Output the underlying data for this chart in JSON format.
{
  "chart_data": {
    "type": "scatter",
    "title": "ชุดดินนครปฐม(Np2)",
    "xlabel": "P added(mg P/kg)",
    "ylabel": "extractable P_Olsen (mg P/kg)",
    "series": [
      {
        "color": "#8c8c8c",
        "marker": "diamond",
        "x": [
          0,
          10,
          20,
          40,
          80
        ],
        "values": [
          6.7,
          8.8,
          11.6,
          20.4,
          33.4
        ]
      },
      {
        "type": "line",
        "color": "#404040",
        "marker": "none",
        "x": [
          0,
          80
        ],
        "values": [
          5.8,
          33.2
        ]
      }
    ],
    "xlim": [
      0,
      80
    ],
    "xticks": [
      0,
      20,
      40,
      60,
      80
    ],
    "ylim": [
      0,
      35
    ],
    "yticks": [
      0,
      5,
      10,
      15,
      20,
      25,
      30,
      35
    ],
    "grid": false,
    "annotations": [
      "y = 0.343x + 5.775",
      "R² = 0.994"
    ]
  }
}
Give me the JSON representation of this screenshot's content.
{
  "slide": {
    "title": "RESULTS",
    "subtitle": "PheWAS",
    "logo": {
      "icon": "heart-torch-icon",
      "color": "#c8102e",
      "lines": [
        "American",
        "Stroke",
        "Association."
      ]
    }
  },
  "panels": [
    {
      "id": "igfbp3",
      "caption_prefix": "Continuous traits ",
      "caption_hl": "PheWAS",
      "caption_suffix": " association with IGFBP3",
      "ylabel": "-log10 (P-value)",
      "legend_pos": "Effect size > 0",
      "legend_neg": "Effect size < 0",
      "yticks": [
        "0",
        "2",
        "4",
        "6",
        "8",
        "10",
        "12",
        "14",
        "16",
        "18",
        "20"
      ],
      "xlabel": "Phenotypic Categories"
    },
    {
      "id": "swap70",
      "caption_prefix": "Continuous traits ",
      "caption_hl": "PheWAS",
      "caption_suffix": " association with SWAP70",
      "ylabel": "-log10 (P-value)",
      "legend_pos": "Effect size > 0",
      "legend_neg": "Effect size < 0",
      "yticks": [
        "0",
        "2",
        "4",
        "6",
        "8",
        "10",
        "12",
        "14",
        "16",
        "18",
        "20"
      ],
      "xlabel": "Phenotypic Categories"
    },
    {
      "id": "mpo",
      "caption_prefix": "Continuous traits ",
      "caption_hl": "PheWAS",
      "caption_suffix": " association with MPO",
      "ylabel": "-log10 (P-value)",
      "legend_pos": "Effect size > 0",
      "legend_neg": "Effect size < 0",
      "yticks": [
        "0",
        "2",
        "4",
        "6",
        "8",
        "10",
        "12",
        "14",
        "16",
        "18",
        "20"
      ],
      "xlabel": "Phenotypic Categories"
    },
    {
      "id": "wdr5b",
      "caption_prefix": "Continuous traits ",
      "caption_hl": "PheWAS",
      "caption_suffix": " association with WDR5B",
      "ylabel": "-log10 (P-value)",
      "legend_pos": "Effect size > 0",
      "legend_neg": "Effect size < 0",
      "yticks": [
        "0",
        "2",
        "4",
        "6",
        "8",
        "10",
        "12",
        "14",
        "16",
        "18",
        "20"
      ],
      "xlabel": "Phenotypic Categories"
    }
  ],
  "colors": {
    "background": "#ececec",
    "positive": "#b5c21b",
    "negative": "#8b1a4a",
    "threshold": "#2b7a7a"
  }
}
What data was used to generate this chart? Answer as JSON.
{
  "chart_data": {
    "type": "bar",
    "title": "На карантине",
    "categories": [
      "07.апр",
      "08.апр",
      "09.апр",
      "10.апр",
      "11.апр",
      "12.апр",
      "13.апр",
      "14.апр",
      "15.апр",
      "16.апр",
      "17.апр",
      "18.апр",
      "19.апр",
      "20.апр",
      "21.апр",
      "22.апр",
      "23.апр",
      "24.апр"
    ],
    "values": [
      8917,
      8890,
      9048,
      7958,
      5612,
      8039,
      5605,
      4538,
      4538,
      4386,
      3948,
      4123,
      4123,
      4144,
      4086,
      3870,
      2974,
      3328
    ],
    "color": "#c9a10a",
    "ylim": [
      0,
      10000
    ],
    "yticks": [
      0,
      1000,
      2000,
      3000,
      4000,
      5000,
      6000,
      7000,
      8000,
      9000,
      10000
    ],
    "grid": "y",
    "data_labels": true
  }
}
★ ★ ★ ★
§ Aim of the task:
Quote every entry exactly.

§ Expected output:
Output the underlying data for this chart in JSON format.
{
  "chart_data": {
    "type": "scatter",
    "title": "ชุดดินนครปฐม(Np2)",
    "xlabel": "P added(mg P/kg)",
    "ylabel": "extractable P_Olsen (mg P/kg)",
    "series": [
      {
        "color": "#8c8c8c",
        "marker": "diamond",
        "x": [
          0,
          10,
          20,
          40,
          80
        ],
        "values": [
          6.7,
          8.8,
          11.6,
          20.4,
          33.4
        ]
      },
      {
        "type": "line",
        "color": "#404040",
        "marker": "none",
        "x": [
          0,
          80
        ],
        "values": [
          5.8,
          33.2
        ]
      }
    ],
    "xlim": [
      0,
      80
    ],
    "xticks": [
      0,
      20,
      40,
      60,
      80
    ],
    "ylim": [
      0,
      35
    ],
    "yticks": [
      0,
      5,
      10,
      15,
      20,
      25,
      30,
      35
    ],
    "grid": false,
    "annotations": [
      "y = 0.343x + 5.775",
      "R² = 0.994"
    ]
  }
}
Give me the JSON representation of this screenshot's content.
{
  "slide": {
    "title": "RESULTS",
    "subtitle": "PheWAS",
    "logo": {
      "icon": "heart-torch-icon",
      "color": "#c8102e",
      "lines": [
        "American",
        "Stroke",
        "Association."
      ]
    }
  },
  "panels": [
    {
      "id": "igfbp3",
      "caption_prefix": "Continuous traits ",
      "caption_hl": "PheWAS",
      "caption_suffix": " association with IGFBP3",
      "ylabel": "-log10 (P-value)",
      "legend_pos": "Effect size > 0",
      "legend_neg": "Effect size < 0",
      "yticks": [
        "0",
        "2",
        "4",
        "6",
        "8",
        "10",
        "12",
        "14",
        "16",
        "18",
        "20"
      ],
      "xlabel": "Phenotypic Categories"
    },
    {
      "id": "swap70",
      "caption_prefix": "Continuous traits ",
      "caption_hl": "PheWAS",
      "caption_suffix": " association with SWAP70",
      "ylabel": "-log10 (P-value)",
      "legend_pos": "Effect size > 0",
      "legend_neg": "Effect size < 0",
      "yticks": [
        "0",
        "2",
        "4",
        "6",
        "8",
        "10",
        "12",
        "14",
        "16",
        "18",
        "20"
      ],
      "xlabel": "Phenotypic Categories"
    },
    {
      "id": "mpo",
      "caption_prefix": "Continuous traits ",
      "caption_hl": "PheWAS",
      "caption_suffix": " association with MPO",
      "ylabel": "-log10 (P-value)",
      "legend_pos": "Effect size > 0",
      "legend_neg": "Effect size < 0",
      "yticks": [
        "0",
        "2",
        "4",
        "6",
        "8",
        "10",
        "12",
        "14",
        "16",
        "18",
        "20"
      ],
      "xlabel": "Phenotypic Categories"
    },
    {
      "id": "wdr5b",
      "caption_prefix": "Continuous traits ",
      "caption_hl": "PheWAS",
      "caption_suffix": " association with WDR5B",
      "ylabel": "-log10 (P-value)",
      "legend_pos": "Effect size > 0",
      "legend_neg": "Effect size < 0",
      "yticks": [
        "0",
        "2",
        "4",
        "6",
        "8",
        "10",
        "12",
        "14",
        "16",
        "18",
        "20"
      ],
      "xlabel": "Phenotypic Categories"
    }
  ],
  "colors": {
    "background": "#ececec",
    "positive": "#b5c21b",
    "negative": "#8b1a4a",
    "threshold": "#2b7a7a"
  }
}
What data was used to generate this chart? Answer as JSON.
{
  "chart_data": {
    "type": "bar",
    "title": "На карантине",
    "categories": [
      "07.апр",
      "08.апр",
      "09.апр",
      "10.апр",
      "11.апр",
      "12.апр",
      "13.апр",
      "14.апр",
      "15.апр",
      "16.апр",
      "17.апр",
      "18.апр",
      "19.апр",
      "20.апр",
      "21.апр",
      "22.апр",
      "23.апр",
      "24.апр"
    ],
    "values": [
      8917,
      8890,
      9048,
      7958,
      5612,
      8039,
      5605,
      4538,
      4538,
      4386,
      3948,
      4123,
      4123,
      4144,
      4086,
      3870,
      2974,
      3328
    ],
    "color": "#c9a10a",
    "ylim": [
      0,
      10000
    ],
    "yticks": [
      0,
      1000,
      2000,
      3000,
      4000,
      5000,
      6000,
      7000,
      8000,
      9000,
      10000
    ],
    "grid": "y",
    "data_labels": true
  }
}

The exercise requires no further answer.